Extracted material:
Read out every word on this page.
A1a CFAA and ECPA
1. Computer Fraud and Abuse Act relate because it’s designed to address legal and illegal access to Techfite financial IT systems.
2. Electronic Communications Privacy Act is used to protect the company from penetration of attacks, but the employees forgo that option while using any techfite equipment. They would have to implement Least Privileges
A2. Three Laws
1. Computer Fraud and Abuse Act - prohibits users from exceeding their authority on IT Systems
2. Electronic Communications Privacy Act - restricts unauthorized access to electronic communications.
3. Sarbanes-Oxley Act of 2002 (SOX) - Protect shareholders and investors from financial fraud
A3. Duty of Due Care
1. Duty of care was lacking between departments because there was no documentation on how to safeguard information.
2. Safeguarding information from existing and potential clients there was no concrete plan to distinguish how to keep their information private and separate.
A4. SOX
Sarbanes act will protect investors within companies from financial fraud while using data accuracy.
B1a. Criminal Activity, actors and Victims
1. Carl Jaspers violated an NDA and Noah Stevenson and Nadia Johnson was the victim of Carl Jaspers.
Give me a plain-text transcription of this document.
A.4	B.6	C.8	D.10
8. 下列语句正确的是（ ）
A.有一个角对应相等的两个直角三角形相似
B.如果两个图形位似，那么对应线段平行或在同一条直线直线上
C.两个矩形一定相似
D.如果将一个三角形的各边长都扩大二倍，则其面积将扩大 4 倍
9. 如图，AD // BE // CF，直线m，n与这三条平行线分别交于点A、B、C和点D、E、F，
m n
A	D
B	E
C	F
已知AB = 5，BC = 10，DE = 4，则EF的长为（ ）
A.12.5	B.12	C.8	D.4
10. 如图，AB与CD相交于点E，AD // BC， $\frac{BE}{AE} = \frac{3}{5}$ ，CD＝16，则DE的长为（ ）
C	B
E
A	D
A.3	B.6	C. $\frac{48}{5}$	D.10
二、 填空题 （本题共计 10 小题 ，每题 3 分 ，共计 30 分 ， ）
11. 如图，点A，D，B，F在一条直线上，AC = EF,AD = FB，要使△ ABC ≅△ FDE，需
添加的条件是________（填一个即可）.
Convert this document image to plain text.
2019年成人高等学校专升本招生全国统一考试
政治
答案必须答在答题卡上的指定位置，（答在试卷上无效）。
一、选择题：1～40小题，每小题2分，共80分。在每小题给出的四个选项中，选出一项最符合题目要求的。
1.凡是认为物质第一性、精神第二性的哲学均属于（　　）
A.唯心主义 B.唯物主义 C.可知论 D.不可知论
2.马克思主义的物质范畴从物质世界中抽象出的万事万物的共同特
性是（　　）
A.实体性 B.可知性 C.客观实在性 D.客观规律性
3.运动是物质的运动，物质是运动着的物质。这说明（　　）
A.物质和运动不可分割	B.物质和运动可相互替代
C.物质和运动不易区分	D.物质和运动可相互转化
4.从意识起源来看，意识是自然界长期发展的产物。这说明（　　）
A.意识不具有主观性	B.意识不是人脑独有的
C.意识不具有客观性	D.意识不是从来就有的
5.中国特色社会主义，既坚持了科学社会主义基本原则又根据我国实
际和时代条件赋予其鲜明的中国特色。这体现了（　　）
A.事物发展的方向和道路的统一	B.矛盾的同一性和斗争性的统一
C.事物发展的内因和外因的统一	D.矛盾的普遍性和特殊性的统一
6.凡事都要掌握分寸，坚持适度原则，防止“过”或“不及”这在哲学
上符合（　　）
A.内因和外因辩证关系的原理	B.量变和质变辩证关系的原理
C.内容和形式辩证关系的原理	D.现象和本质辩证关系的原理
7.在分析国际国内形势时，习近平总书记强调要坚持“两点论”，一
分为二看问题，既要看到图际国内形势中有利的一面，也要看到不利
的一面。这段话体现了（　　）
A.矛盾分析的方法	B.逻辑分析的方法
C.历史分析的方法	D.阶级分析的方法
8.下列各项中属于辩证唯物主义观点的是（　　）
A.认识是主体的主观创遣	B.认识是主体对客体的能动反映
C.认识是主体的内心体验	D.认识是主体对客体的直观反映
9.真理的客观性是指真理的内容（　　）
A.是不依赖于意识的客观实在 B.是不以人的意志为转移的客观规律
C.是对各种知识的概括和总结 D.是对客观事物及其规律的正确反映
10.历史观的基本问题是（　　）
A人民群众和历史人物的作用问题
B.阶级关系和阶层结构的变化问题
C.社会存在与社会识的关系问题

What is asked:
Select, from the listing, all lines that include the word "financial".

Solution for this problem:
1. Computer Fraud and Abuse Act relate because it’s designed to address legal and illegal access to Techfite financial IT systems.
3. Sarbanes-Oxley Act of 2002 (SOX) - Protect shareholders and investors from financial fraud
Sarbanes act will protect investors within companies from financial fraud while using data accuracy.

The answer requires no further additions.